Essai rédigé par l’auteur congolais Valentin-Yves Mudimbé en 1988. Un classique de la littérature des idées, sans doute un des livres les plus lus dans les études africaines des universités américaines. Il est publié pour la première fois en langue française chez Présence africaine.
Histoire d’un livre. En 1988 était publié aux Etats-Unis l’important ouvrage du philosophe congolais. Alors un essai précurseur, c’est en classique qu’il paraît aujourd’hui en France.
Trente-trois ans. Pourquoi avoir attendu aussi longtemps pour traduire l’essai incontournable des études africaines, The Invention of Africa, de Valentin-Yves Mudimbe ? Voilà une énigme qui n’a cessé de hanter Mamadou Diouf. Enseignant à l’université Columbia, à New York, il dirige la collection dans laquelle paraît L’Invention de l’Afrique. « C’est probablement l’un des livres des études africaines les plus utilisés dans le système universitaire. Il n’y a pas un étudiant en ce domaine qui ne l’ait lu », avance-t-il.
Et pour cause, L’Invention de l’Afrique est devenu un classique dès sa parution en 1988 et a opéré une rupture comparable à celle provoquée par Edward Said (1935-2003) avec L’Orientalisme (1978 ; Seuil, 1980) – les deux auteurs se lisant d’ailleurs et s’appréciant mutuellement. L’essai de Mudimbe paraissait en un moment où le débat sur la philosophie africaine, qui battait son plein depuis les années 1960-1970, soulevait la question de ce que pourrait être un savoir à proprement parler africain, en montrant les limites du regard occidental dans l’appréhension des réalités africaines.
Comment les discours d’explorateurs, d’agents coloniaux, d’anthropologues et de missionnaires ont-ils façonné un savoir sur l’Afrique ? Réunir cette « bibliothèque coloniale », qui a « inventé » une Afrique perçue comme le pendant négatif de l’Occident, était un des objets du livre. Raison pour laquelle, selon la philosophe Nadia Yala Kisukidi, maîtresse de conférences à Paris-VIII, « il est central qu’il paraisse en France dans une période où fleurissent des discours sur l’Afrique qui la présentent encore comme radicalement différente de l’Europe. Cela devrait pouvoir aider à voir en quoi ils restent emprisonnés dans de vieilles lignes ethnologiques ».

Travail à faire:
1. Repérez dans le relevé ci-dessous toutes les lignes contenant le mot « Swap », puis recopiez-les.
2. Prolongez le texte ci-dessus sur L'Invention de l'Afrique de Mudimbe, en reprenant après sa dernière phrase.

Données affichées:
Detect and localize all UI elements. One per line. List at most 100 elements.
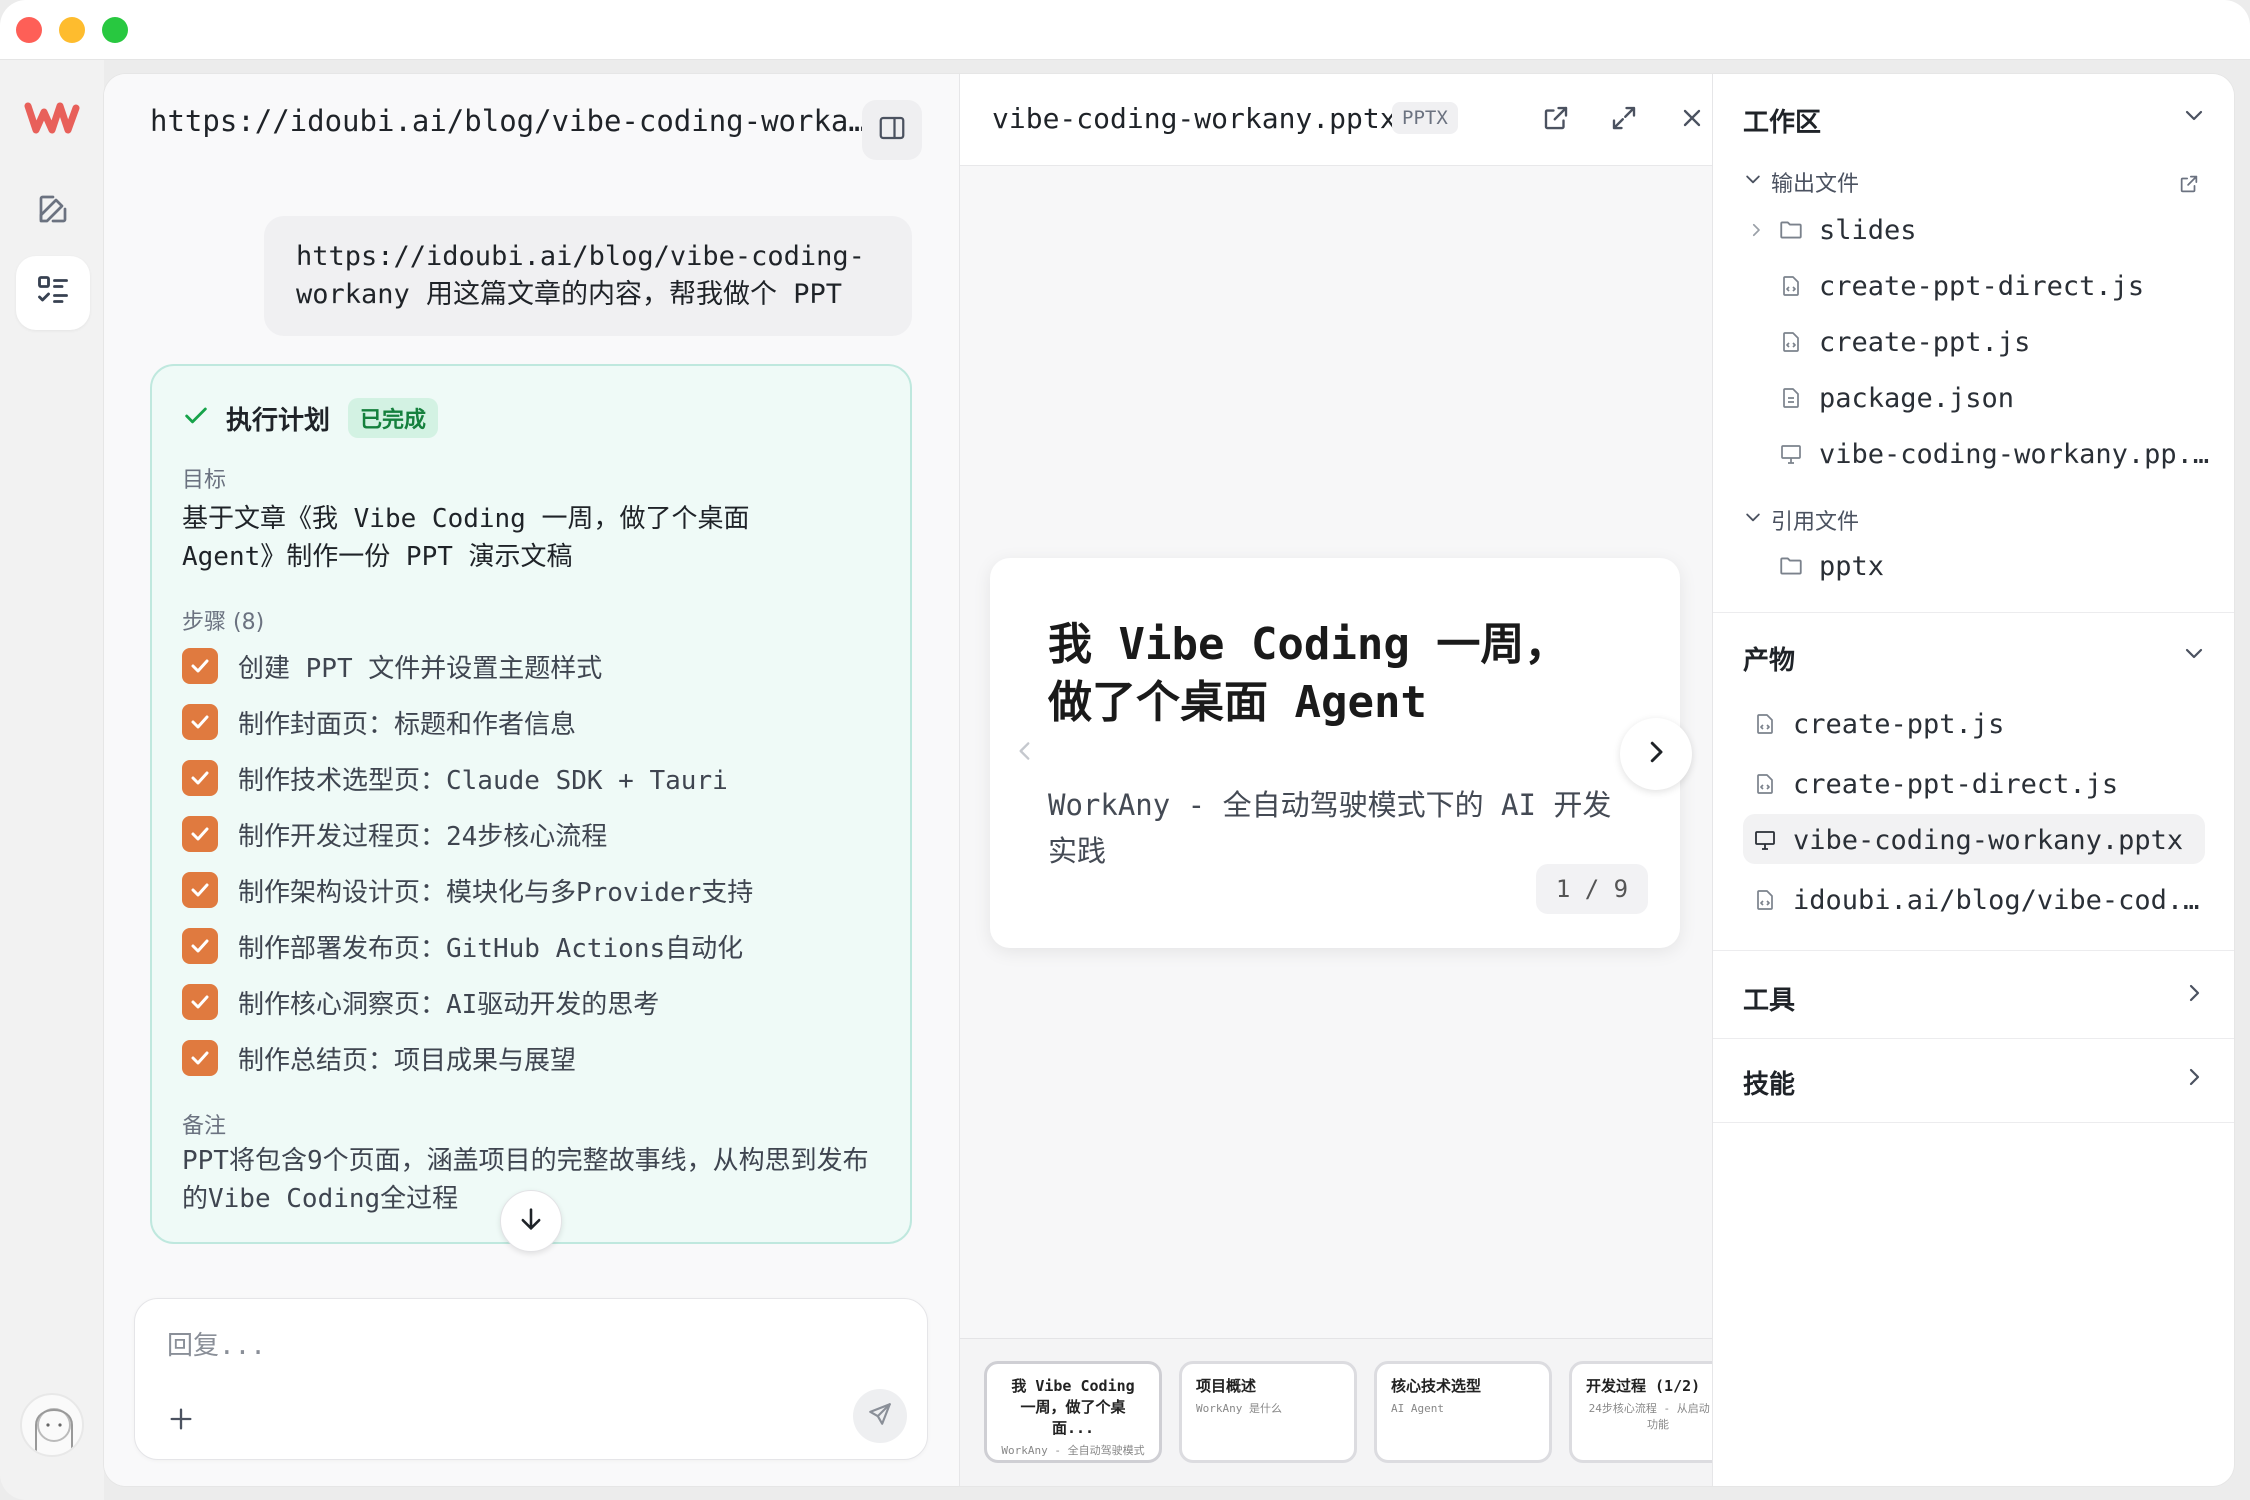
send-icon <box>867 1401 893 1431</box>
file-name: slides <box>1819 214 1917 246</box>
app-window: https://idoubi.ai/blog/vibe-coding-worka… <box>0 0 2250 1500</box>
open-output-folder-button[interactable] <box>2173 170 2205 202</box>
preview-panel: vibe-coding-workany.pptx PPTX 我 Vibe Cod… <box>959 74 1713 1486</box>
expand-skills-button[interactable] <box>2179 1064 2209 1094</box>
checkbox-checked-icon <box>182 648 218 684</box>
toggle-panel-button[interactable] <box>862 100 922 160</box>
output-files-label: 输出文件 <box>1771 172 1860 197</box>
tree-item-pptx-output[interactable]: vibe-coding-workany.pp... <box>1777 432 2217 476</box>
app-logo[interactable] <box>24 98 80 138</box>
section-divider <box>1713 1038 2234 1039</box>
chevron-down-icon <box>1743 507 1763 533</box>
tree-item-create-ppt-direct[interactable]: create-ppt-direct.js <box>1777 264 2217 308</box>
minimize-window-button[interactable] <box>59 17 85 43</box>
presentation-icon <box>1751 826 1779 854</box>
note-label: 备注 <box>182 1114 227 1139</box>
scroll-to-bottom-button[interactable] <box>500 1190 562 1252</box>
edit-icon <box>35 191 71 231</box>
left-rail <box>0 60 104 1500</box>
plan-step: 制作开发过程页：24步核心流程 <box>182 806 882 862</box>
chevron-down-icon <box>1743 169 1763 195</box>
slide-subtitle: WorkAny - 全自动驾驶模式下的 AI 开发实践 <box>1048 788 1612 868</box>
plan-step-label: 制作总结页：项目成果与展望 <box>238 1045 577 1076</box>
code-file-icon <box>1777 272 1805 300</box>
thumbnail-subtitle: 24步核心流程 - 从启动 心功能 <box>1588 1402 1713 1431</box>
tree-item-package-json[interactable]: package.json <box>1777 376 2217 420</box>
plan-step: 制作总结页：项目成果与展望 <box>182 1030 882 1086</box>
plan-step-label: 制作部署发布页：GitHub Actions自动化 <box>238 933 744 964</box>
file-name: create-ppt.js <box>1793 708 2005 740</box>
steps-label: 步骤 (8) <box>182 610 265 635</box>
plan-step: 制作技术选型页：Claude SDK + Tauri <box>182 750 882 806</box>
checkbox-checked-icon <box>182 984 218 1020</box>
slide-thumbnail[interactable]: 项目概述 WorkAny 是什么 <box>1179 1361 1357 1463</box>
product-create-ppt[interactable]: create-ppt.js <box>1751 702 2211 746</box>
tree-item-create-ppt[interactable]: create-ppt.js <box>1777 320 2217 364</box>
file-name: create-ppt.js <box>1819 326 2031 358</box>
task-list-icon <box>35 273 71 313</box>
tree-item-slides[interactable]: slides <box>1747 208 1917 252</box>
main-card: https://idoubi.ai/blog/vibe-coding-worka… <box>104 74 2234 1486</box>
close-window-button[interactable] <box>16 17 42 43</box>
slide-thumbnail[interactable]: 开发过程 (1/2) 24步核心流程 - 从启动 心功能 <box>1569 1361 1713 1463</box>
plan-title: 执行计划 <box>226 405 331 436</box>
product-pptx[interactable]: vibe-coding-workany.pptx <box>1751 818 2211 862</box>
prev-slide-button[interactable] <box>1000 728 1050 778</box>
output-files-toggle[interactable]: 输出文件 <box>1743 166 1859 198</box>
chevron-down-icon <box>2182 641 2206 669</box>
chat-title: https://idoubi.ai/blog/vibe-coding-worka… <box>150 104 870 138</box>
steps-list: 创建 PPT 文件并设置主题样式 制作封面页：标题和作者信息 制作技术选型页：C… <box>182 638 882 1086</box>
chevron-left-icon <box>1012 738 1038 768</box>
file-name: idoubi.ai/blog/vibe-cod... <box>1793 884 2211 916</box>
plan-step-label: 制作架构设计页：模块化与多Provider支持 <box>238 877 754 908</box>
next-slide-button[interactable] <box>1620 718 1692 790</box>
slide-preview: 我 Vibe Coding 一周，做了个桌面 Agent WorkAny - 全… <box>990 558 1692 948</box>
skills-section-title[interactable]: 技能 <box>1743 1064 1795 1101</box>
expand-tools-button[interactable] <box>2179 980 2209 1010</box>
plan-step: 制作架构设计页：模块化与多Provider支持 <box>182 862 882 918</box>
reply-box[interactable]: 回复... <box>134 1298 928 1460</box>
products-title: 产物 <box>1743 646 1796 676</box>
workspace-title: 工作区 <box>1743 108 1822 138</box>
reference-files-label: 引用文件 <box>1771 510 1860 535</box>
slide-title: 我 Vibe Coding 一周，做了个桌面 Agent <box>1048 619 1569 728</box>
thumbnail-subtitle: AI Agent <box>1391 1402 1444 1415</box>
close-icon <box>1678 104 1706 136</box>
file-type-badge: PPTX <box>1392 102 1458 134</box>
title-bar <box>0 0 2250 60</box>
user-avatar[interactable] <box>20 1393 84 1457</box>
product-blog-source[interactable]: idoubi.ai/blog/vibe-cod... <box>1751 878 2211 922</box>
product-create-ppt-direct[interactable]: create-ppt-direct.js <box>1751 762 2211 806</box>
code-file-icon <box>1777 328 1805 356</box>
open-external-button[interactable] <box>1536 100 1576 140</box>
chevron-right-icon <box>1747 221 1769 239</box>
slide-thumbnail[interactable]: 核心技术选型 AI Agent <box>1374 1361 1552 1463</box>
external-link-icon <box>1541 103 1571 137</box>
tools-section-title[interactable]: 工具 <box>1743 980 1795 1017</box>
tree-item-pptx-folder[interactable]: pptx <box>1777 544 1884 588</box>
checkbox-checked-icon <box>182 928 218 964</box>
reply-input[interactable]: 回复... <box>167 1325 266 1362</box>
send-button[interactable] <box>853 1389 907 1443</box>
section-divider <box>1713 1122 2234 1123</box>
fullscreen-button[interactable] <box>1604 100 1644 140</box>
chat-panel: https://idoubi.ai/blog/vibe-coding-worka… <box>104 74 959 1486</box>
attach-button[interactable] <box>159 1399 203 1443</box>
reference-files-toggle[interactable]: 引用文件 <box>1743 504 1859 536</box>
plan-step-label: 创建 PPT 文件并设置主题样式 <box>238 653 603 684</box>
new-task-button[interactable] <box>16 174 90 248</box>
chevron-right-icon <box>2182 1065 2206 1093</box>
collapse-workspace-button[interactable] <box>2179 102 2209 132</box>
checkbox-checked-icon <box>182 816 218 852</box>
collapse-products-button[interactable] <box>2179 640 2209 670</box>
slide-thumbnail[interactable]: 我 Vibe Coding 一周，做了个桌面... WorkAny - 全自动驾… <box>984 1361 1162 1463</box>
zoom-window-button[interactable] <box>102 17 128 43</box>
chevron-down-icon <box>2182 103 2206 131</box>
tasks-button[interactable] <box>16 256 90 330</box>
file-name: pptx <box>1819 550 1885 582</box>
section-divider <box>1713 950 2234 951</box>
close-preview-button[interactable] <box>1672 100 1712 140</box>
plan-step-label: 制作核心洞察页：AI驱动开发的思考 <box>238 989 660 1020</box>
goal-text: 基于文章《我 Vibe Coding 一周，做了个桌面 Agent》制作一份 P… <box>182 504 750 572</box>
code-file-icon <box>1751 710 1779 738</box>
==
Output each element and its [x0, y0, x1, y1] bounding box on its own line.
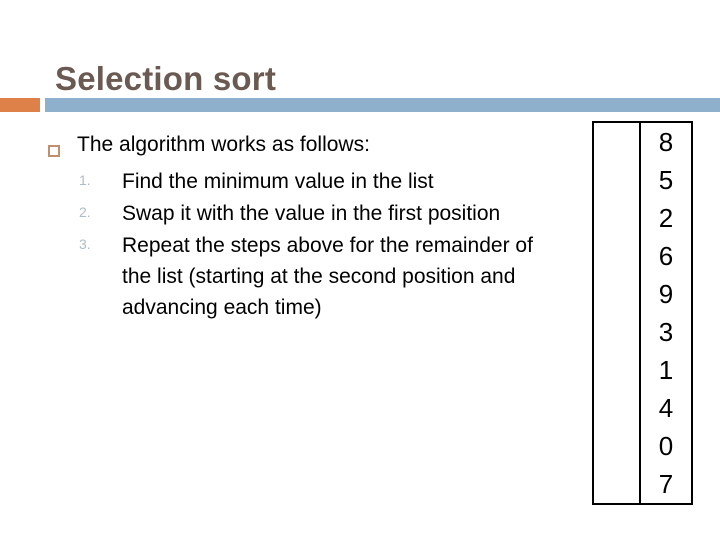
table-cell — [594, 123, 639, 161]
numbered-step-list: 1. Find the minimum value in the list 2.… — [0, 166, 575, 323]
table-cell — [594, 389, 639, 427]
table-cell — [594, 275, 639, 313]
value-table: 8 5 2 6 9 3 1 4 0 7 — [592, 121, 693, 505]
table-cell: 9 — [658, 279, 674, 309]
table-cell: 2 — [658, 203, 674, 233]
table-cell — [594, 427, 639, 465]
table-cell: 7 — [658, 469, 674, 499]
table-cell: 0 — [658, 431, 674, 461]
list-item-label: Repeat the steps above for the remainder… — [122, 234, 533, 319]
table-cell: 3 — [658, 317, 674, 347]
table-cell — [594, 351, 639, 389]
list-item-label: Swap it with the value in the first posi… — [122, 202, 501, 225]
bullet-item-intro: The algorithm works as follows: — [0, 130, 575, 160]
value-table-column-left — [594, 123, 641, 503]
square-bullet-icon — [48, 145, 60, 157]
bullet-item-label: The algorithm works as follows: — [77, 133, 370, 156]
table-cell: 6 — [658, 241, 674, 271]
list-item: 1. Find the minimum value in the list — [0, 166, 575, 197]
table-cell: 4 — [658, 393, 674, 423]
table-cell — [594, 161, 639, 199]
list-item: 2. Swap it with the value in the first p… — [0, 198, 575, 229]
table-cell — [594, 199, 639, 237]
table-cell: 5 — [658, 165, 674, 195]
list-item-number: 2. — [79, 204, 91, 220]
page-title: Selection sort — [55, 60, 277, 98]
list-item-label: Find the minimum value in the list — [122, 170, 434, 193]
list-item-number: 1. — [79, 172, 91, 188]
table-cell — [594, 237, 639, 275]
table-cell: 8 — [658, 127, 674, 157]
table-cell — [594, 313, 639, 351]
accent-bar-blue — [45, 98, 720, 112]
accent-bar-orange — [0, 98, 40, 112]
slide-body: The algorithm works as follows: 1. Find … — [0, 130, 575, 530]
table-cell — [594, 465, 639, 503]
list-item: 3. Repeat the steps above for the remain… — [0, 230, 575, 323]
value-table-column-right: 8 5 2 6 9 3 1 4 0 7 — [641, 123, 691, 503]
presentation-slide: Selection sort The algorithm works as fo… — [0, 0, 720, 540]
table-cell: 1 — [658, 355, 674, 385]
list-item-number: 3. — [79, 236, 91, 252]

Résultats par tâche:
1.
list-item-label: Swap it with the value in the first posi… — [122, 202, 501, 225]
list-item: 2. Swap it with the value in the first p… — [0, 198, 575, 229]

2.
Son auteur Valentin Y. Mudimbe devenu Vumbi-Yoka Mudimbe après la Zaïrianisation, est né le 8 décembre 1941 à Likasi, actuelle province du Katanga, est reconnu comme l’un des plus fins analystes des sciences sociales, des humanités classiques et modernes et de la philologie ; Mudimbe est aussi un romancier hors pair. Il a pourtant fallu une génération pour traduire son livre dans la langue et les traditions intellectuelles francophones qui l’ont nourri. Mudimbe explore ici, trois territoires épistémologiques, la philologie grecque et latine, les bibliothèques religieuses et l’ethnographie coloniale, pour s’en prendre avec une certaine allégresse aux littératures en quête d’une Afrique « vernaculaire », d’une modernité néo-pharaonique inaugurée par une Égypte ancienne triomphante, remise sur ses pieds africains, qui fit la leçon aux Grecs, pour établir une production intellectuelle décrochée du monde occidental. Le livre continue de faire l’objet de commentaires et de critiques. Il est probablement l’un des ouvrages les plus cités de la littérature africaniste. Sa lecture est obligatoire dans plusieurs disciplines enseignées dans les universités américaines.
Déjà petit, il sait qu’il a une vocation religieuse. Son école, gérée par des frères bénédictins, lui permet une ouverture à la culture occidentale par la philosophie, la littérature française, le grec et le latin. En 1960, il devient moine bénédictin et sera appelé « Frère Mathieu ».
Deux ans plus tard, il entame des études à l’université et sort, en 1966, avec un diplôme en philologie romane. Il ira ensuite à l’université catholique de Louvain, en Belgique, pour y faire son doctorat en linguistique. Il sera proclamé docteur en 1970. Il rentre ensuite en RDC afin de travailler en tant que professeur tout d’abord dans l’université Lovanium de Kinshasa et ensuite dans l’université nationale du Zaïre.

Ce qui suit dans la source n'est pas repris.